> **Task objective**:
Write out the data again in full, exactly as it reads.
-- Start of Excerpted records --
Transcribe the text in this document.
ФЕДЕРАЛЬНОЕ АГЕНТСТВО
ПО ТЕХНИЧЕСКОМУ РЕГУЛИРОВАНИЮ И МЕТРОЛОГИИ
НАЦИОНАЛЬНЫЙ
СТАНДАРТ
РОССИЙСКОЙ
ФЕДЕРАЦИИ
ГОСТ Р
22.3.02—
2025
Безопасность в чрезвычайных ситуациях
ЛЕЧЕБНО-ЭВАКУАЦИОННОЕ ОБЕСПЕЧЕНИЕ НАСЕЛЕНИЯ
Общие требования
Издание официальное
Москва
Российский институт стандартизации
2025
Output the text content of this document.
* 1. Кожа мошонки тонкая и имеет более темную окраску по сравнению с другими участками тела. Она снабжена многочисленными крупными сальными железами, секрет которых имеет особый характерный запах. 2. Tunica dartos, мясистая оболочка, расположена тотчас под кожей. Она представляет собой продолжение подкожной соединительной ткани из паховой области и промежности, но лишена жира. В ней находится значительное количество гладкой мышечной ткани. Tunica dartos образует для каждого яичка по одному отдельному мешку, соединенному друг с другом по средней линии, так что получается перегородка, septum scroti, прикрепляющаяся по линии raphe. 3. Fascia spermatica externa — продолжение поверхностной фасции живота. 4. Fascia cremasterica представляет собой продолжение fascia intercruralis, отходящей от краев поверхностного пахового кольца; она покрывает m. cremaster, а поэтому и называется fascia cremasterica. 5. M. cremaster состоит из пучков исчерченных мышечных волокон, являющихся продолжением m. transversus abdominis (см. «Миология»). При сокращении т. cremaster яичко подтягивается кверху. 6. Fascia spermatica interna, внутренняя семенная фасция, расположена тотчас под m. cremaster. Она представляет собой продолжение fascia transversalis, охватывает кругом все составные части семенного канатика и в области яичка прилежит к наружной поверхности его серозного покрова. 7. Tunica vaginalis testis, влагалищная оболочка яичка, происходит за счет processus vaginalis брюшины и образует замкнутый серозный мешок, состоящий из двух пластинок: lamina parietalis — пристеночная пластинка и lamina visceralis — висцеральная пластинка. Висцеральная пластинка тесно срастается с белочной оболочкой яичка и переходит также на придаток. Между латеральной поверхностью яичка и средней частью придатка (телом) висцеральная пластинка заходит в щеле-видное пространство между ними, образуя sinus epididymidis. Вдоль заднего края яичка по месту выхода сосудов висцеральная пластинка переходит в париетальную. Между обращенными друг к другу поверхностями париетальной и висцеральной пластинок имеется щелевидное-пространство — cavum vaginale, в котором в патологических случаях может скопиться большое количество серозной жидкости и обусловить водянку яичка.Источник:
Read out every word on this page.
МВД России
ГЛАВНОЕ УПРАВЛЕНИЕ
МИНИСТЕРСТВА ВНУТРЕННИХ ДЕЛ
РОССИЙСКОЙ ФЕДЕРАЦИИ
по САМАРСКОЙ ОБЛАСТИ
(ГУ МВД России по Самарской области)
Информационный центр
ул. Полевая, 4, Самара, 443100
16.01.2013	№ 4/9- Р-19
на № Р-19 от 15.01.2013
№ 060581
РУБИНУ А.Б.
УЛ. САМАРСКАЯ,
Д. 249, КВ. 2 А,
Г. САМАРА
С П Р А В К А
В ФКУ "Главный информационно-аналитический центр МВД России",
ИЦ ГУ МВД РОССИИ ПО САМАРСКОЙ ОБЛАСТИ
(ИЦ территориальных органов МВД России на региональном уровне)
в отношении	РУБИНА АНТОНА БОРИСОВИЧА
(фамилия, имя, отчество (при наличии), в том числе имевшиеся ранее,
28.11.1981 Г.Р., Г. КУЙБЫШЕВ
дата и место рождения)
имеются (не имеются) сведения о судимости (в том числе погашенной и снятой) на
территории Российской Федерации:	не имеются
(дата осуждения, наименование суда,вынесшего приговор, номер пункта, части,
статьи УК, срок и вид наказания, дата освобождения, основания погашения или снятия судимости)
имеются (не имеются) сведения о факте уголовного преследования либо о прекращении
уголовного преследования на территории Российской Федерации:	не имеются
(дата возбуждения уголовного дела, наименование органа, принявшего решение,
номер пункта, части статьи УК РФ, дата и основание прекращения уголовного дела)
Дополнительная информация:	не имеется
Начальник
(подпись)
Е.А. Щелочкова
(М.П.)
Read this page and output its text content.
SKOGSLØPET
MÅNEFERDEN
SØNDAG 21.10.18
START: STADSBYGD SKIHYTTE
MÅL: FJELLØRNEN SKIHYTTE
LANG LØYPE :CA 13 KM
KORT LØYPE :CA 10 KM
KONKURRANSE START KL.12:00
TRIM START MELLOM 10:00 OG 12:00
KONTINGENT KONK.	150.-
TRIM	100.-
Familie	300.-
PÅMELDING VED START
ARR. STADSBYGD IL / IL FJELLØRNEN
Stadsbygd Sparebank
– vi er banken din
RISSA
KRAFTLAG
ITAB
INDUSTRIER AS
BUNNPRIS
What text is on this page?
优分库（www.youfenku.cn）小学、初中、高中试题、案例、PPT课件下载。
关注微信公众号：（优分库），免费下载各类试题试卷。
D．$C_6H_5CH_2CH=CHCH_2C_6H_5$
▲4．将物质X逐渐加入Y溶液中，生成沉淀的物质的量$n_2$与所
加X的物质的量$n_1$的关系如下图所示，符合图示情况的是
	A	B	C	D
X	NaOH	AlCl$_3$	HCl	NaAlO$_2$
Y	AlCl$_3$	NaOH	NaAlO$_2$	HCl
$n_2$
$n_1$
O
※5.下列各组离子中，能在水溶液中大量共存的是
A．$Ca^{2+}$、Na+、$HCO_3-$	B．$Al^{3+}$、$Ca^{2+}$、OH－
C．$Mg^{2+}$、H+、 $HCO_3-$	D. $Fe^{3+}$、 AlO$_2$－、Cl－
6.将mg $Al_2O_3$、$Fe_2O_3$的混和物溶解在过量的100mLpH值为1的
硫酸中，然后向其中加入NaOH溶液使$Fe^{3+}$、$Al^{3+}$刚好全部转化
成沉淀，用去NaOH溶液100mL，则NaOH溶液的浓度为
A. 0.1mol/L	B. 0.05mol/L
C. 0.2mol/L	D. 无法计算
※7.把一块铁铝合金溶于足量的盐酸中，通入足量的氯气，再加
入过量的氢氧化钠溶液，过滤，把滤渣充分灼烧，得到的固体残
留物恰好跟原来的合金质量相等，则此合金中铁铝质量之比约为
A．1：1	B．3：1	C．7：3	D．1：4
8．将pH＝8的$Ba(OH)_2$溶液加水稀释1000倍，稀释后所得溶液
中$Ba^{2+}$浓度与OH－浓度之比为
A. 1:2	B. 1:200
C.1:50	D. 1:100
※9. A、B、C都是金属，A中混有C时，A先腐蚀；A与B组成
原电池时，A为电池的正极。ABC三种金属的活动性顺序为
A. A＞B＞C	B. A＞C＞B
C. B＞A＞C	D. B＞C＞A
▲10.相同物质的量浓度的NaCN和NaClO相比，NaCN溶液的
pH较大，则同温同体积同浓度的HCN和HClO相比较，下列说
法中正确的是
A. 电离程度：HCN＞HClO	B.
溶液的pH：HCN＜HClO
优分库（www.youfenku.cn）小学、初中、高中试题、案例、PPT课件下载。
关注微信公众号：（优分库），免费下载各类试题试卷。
-- End of Excerpted records --
> **Completed exercise**:
Transcribe the text in this document.
ФЕДЕРАЛЬНОЕ АГЕНТСТВО
ПО ТЕХНИЧЕСКОМУ РЕГУЛИРОВАНИЮ И МЕТРОЛОГИИ
НАЦИОНАЛЬНЫЙ
СТАНДАРТ
РОССИЙСКОЙ
ФЕДЕРАЦИИ
ГОСТ Р
22.3.02—
2025
Безопасность в чрезвычайных ситуациях
ЛЕЧЕБНО-ЭВАКУАЦИОННОЕ ОБЕСПЕЧЕНИЕ НАСЕЛЕНИЯ
Общие требования
Издание официальное
Москва
Российский институт стандартизации
2025
Output the text content of this document.
* 1. Кожа мошонки тонкая и имеет более темную окраску по сравнению с другими участками тела. Она снабжена многочисленными крупными сальными железами, секрет которых имеет особый характерный запах. 2. Tunica dartos, мясистая оболочка, расположена тотчас под кожей. Она представляет собой продолжение подкожной соединительной ткани из паховой области и промежности, но лишена жира. В ней находится значительное количество гладкой мышечной ткани. Tunica dartos образует для каждого яичка по одному отдельному мешку, соединенному друг с другом по средней линии, так что получается перегородка, septum scroti, прикрепляющаяся по линии raphe. 3. Fascia spermatica externa — продолжение поверхностной фасции живота. 4. Fascia cremasterica представляет собой продолжение fascia intercruralis, отходящей от краев поверхностного пахового кольца; она покрывает m. cremaster, а поэтому и называется fascia cremasterica. 5. M. cremaster состоит из пучков исчерченных мышечных волокон, являющихся продолжением m. transversus abdominis (см. «Миология»). При сокращении т. cremaster яичко подтягивается кверху. 6. Fascia spermatica interna, внутренняя семенная фасция, расположена тотчас под m. cremaster. Она представляет собой продолжение fascia transversalis, охватывает кругом все составные части семенного канатика и в области яичка прилежит к наружной поверхности его серозного покрова. 7. Tunica vaginalis testis, влагалищная оболочка яичка, происходит за счет processus vaginalis брюшины и образует замкнутый серозный мешок, состоящий из двух пластинок: lamina parietalis — пристеночная пластинка и lamina visceralis — висцеральная пластинка. Висцеральная пластинка тесно срастается с белочной оболочкой яичка и переходит также на придаток. Между латеральной поверхностью яичка и средней частью придатка (телом) висцеральная пластинка заходит в щеле-видное пространство между ними, образуя sinus epididymidis. Вдоль заднего края яичка по месту выхода сосудов висцеральная пластинка переходит в париетальную. Между обращенными друг к другу поверхностями париетальной и висцеральной пластинок имеется щелевидное-пространство — cavum vaginale, в котором в патологических случаях может скопиться большое количество серозной жидкости и обусловить водянку яичка.Источник:
Read out every word on this page.
МВД России
ГЛАВНОЕ УПРАВЛЕНИЕ
МИНИСТЕРСТВА ВНУТРЕННИХ ДЕЛ
РОССИЙСКОЙ ФЕДЕРАЦИИ
по САМАРСКОЙ ОБЛАСТИ
(ГУ МВД России по Самарской области)
Информационный центр
ул. Полевая, 4, Самара, 443100
16.01.2013	№ 4/9- Р-19
на № Р-19 от 15.01.2013
№ 060581
РУБИНУ А.Б.
УЛ. САМАРСКАЯ,
Д. 249, КВ. 2 А,
Г. САМАРА
С П Р А В К А
В ФКУ "Главный информационно-аналитический центр МВД России",
ИЦ ГУ МВД РОССИИ ПО САМАРСКОЙ ОБЛАСТИ
(ИЦ территориальных органов МВД России на региональном уровне)
в отношении	РУБИНА АНТОНА БОРИСОВИЧА
(фамилия, имя, отчество (при наличии), в том числе имевшиеся ранее,
28.11.1981 Г.Р., Г. КУЙБЫШЕВ
дата и место рождения)
имеются (не имеются) сведения о судимости (в том числе погашенной и снятой) на
территории Российской Федерации:	не имеются
(дата осуждения, наименование суда,вынесшего приговор, номер пункта, части,
статьи УК, срок и вид наказания, дата освобождения, основания погашения или снятия судимости)
имеются (не имеются) сведения о факте уголовного преследования либо о прекращении
уголовного преследования на территории Российской Федерации:	не имеются
(дата возбуждения уголовного дела, наименование органа, принявшего решение,
номер пункта, части статьи УК РФ, дата и основание прекращения уголовного дела)
Дополнительная информация:	не имеется
Начальник
(подпись)
Е.А. Щелочкова
(М.П.)
Read this page and output its text content.
SKOGSLØPET
MÅNEFERDEN
SØNDAG 21.10.18
START: STADSBYGD SKIHYTTE
MÅL: FJELLØRNEN SKIHYTTE
LANG LØYPE :CA 13 KM
KORT LØYPE :CA 10 KM
KONKURRANSE START KL.12:00
TRIM START MELLOM 10:00 OG 12:00
KONTINGENT KONK.	150.-
TRIM	100.-
Familie	300.-
PÅMELDING VED START
ARR. STADSBYGD IL / IL FJELLØRNEN
Stadsbygd Sparebank
– vi er banken din
RISSA
KRAFTLAG
ITAB
INDUSTRIER AS
BUNNPRIS
What text is on this page?
优分库（www.youfenku.cn）小学、初中、高中试题、案例、PPT课件下载。
关注微信公众号：（优分库），免费下载各类试题试卷。
D．$C_6H_5CH_2CH=CHCH_2C_6H_5$
▲4．将物质X逐渐加入Y溶液中，生成沉淀的物质的量$n_2$与所
加X的物质的量$n_1$的关系如下图所示，符合图示情况的是
	A	B	C	D
X	NaOH	AlCl$_3$	HCl	NaAlO$_2$
Y	AlCl$_3$	NaOH	NaAlO$_2$	HCl
$n_2$
$n_1$
O
※5.下列各组离子中，能在水溶液中大量共存的是
A．$Ca^{2+}$、Na+、$HCO_3-$	B．$Al^{3+}$、$Ca^{2+}$、OH－
C．$Mg^{2+}$、H+、 $HCO_3-$	D. $Fe^{3+}$、 AlO$_2$－、Cl－
6.将mg $Al_2O_3$、$Fe_2O_3$的混和物溶解在过量的100mLpH值为1的
硫酸中，然后向其中加入NaOH溶液使$Fe^{3+}$、$Al^{3+}$刚好全部转化
成沉淀，用去NaOH溶液100mL，则NaOH溶液的浓度为
A. 0.1mol/L	B. 0.05mol/L
C. 0.2mol/L	D. 无法计算
※7.把一块铁铝合金溶于足量的盐酸中，通入足量的氯气，再加
入过量的氢氧化钠溶液，过滤，把滤渣充分灼烧，得到的固体残
留物恰好跟原来的合金质量相等，则此合金中铁铝质量之比约为
A．1：1	B．3：1	C．7：3	D．1：4
8．将pH＝8的$Ba(OH)_2$溶液加水稀释1000倍，稀释后所得溶液
中$Ba^{2+}$浓度与OH－浓度之比为
A. 1:2	B. 1:200
C.1:50	D. 1:100
※9. A、B、C都是金属，A中混有C时，A先腐蚀；A与B组成
原电池时，A为电池的正极。ABC三种金属的活动性顺序为
A. A＞B＞C	B. A＞C＞B
C. B＞A＞C	D. B＞C＞A
▲10.相同物质的量浓度的NaCN和NaClO相比，NaCN溶液的
pH较大，则同温同体积同浓度的HCN和HClO相比较，下列说
法中正确的是
A. 电离程度：HCN＞HClO	B.
溶液的pH：HCN＜HClO
优分库（www.youfenku.cn）小学、初中、高中试题、案例、PPT课件下载。
关注微信公众号：（优分库），免费下载各类试题试卷。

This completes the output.